Exercise requirements: Identify the lines that contain the word "change" and copy each one.

Source records:
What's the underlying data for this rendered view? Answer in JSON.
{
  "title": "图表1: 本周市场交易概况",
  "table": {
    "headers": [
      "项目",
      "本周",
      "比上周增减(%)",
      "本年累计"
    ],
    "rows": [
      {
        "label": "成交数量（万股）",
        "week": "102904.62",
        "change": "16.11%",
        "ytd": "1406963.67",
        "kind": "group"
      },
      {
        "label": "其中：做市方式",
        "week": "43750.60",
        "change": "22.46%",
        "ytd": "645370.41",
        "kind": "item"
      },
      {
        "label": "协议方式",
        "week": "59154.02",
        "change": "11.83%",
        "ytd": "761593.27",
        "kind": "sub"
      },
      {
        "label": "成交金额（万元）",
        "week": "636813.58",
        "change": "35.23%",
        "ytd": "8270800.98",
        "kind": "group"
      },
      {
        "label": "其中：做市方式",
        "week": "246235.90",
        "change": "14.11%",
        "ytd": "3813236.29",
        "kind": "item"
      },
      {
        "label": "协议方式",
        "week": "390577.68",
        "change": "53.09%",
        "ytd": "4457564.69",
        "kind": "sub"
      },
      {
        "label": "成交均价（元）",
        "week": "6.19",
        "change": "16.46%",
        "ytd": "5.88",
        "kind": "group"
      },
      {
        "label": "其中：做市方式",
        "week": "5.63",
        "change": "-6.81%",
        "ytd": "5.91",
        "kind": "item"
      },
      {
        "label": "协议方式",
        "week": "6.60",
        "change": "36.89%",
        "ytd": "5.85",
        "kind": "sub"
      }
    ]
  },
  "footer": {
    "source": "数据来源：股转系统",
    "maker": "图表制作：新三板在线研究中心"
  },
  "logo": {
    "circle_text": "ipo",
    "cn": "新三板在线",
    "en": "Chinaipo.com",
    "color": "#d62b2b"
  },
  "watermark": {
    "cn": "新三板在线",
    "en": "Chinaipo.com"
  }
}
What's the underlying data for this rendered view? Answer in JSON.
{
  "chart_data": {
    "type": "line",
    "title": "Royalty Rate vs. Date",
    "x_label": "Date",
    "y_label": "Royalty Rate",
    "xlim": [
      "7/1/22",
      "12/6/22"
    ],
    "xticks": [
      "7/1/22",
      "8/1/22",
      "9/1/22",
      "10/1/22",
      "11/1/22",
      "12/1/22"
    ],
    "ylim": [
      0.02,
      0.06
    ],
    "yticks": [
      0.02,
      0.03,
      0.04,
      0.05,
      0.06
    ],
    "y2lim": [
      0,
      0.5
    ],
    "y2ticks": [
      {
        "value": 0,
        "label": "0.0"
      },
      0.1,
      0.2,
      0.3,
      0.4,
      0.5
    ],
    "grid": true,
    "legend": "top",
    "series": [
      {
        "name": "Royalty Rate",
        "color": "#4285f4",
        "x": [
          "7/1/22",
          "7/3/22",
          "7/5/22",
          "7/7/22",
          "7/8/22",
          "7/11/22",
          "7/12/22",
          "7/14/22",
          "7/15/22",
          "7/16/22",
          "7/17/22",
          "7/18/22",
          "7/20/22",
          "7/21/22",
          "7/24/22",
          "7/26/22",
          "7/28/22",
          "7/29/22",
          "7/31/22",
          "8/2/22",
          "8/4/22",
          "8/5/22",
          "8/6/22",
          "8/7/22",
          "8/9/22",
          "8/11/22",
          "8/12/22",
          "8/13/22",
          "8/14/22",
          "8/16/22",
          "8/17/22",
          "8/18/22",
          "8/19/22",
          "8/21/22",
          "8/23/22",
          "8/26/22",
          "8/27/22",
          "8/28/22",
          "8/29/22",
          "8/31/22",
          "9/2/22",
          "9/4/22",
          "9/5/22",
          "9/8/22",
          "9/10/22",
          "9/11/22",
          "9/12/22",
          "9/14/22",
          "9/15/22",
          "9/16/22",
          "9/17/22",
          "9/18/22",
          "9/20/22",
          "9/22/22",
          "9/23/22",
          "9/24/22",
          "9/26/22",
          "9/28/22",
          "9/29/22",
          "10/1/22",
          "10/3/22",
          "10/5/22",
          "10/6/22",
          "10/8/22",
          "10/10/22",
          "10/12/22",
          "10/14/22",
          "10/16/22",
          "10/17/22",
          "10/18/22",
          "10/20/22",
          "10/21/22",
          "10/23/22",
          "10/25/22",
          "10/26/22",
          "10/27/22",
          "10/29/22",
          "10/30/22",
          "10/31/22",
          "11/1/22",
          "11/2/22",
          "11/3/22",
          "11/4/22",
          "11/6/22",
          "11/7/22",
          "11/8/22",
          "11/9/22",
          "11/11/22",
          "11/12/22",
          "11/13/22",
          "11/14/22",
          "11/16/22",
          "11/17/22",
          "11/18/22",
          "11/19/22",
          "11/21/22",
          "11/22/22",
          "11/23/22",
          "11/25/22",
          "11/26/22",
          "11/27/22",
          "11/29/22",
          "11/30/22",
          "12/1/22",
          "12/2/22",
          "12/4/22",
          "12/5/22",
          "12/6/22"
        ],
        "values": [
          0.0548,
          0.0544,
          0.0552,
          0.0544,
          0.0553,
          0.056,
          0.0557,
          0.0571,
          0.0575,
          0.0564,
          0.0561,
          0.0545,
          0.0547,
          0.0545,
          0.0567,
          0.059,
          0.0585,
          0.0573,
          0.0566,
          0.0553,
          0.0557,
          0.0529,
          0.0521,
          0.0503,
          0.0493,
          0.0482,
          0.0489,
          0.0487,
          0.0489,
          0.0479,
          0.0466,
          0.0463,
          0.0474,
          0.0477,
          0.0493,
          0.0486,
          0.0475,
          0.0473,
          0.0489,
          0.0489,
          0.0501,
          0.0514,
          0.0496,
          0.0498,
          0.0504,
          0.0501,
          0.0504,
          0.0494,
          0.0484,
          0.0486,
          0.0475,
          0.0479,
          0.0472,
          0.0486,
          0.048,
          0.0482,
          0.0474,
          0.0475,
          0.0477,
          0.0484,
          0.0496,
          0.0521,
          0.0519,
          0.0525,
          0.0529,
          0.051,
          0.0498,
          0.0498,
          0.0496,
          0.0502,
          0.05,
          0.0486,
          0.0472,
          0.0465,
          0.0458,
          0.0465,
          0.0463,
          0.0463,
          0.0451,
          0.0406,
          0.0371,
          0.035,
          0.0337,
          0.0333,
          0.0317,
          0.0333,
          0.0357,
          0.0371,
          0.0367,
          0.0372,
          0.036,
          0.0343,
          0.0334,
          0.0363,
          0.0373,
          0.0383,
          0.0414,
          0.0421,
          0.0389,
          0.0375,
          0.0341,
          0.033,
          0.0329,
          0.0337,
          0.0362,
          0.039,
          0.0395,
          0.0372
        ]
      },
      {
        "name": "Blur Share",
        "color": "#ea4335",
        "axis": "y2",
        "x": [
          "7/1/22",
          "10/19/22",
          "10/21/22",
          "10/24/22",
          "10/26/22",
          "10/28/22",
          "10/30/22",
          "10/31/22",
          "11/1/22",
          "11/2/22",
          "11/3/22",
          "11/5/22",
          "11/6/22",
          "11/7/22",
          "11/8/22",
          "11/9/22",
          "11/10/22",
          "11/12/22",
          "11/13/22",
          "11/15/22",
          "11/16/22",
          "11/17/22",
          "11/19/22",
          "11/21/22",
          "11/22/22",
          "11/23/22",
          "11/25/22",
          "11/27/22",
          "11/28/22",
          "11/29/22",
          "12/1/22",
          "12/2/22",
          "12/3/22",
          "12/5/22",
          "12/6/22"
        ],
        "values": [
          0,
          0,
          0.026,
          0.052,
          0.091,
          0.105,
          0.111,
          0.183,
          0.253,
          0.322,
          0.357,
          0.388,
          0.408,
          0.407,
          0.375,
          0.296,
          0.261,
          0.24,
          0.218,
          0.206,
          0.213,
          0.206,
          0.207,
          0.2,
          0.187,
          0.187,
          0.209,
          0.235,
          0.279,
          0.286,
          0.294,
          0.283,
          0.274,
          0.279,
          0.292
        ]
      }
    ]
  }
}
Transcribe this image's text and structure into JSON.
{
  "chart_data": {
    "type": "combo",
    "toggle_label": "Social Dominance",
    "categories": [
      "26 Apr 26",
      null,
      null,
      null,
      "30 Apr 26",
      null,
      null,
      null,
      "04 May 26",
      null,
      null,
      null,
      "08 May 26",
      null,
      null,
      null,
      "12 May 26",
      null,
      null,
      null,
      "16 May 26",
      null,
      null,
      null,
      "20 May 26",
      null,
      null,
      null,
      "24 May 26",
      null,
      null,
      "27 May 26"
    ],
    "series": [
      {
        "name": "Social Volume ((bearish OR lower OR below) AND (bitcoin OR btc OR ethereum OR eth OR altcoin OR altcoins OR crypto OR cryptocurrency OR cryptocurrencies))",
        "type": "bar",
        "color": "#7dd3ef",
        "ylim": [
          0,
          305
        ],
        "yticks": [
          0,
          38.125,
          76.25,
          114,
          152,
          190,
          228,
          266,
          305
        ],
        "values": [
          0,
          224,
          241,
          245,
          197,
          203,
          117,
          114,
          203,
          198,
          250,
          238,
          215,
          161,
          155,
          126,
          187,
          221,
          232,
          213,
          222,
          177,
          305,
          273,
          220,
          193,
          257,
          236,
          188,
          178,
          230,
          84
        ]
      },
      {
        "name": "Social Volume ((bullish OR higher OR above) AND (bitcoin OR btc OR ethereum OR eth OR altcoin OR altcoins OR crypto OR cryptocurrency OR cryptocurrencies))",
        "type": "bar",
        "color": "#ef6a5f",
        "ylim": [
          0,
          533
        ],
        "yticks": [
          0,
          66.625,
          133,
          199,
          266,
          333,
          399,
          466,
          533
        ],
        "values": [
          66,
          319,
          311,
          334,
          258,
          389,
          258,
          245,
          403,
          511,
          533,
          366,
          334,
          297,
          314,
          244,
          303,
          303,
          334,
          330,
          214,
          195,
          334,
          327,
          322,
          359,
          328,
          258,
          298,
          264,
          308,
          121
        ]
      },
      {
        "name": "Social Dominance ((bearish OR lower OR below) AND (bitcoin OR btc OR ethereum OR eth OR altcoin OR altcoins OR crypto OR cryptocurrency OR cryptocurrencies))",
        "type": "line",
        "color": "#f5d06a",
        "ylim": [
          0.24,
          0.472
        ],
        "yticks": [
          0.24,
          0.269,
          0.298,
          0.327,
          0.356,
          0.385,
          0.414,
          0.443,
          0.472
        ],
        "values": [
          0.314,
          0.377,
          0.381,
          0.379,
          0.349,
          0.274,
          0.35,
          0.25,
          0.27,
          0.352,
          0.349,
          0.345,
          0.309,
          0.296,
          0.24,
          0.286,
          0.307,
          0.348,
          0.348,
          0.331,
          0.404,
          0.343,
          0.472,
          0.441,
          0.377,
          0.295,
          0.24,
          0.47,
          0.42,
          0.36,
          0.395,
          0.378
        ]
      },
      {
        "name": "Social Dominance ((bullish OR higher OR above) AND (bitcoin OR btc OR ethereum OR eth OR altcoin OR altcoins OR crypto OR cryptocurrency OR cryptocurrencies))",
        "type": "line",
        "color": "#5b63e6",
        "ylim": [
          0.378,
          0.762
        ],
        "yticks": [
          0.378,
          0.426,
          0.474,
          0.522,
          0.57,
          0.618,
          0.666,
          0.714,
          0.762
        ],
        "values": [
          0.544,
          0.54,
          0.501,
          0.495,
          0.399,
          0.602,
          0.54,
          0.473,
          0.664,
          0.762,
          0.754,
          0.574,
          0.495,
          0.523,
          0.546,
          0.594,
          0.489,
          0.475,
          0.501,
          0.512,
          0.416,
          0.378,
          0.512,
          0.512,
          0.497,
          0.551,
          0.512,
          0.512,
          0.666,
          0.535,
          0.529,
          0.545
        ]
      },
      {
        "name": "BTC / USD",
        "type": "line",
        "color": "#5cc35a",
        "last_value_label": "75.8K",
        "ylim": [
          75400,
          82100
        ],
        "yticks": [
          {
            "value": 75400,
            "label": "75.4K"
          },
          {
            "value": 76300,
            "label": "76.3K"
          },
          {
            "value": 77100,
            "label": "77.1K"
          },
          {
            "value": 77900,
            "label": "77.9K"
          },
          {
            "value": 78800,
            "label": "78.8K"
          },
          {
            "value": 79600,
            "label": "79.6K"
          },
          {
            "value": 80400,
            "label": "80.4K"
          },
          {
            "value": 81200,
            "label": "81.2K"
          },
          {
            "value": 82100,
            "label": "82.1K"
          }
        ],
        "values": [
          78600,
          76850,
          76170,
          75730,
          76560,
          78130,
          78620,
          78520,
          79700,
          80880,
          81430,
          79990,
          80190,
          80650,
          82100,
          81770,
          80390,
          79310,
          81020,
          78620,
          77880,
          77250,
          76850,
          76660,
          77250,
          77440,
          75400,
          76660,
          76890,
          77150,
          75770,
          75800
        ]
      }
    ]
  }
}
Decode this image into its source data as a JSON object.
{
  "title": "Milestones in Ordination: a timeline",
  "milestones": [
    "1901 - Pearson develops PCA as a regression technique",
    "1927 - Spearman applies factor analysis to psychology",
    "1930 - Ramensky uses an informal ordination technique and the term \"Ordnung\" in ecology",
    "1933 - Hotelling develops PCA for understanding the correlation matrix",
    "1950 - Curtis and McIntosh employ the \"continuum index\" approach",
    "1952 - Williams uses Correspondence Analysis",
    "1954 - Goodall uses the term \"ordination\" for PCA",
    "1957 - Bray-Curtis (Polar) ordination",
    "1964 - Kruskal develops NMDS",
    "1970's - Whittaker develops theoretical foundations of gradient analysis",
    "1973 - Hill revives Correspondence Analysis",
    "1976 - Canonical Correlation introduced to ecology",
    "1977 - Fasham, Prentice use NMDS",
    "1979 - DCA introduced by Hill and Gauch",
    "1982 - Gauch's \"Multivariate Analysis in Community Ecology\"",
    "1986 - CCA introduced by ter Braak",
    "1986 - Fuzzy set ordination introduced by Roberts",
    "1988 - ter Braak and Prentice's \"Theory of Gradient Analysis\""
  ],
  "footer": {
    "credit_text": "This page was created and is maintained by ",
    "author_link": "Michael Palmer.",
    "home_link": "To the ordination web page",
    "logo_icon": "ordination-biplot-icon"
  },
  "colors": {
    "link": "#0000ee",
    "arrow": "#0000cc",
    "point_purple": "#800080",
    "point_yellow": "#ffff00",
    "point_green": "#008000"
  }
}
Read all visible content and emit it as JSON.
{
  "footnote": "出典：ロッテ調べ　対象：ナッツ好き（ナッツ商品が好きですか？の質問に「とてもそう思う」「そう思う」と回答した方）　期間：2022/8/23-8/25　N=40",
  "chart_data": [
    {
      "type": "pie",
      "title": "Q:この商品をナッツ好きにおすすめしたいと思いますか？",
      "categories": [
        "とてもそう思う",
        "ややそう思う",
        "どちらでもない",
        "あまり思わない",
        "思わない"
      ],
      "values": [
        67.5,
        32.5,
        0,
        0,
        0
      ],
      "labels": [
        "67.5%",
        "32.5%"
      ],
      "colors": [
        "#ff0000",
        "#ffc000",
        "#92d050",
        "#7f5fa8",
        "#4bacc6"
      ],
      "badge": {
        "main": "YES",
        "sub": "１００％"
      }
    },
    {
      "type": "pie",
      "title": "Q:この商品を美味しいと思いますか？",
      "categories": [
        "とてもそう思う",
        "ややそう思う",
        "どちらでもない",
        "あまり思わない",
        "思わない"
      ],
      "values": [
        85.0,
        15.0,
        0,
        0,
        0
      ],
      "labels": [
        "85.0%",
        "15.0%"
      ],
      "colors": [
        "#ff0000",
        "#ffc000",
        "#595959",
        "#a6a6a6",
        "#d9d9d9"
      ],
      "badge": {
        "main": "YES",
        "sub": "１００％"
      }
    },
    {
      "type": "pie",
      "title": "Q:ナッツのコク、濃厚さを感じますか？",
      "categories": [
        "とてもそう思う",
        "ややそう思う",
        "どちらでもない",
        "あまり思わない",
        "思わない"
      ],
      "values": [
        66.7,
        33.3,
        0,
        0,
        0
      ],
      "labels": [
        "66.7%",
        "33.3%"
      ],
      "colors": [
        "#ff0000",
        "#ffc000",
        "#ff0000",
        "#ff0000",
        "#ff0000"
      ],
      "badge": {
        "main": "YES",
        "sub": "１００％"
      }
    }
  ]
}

Solution for this problem:
        "change": "16.11%",
        "change": "22.46%",
        "change": "11.83%",
        "change": "35.23%",
        "change": "14.11%",
        "change": "53.09%",
        "change": "16.46%",
        "change": "-6.81%",
        "change": "36.89%",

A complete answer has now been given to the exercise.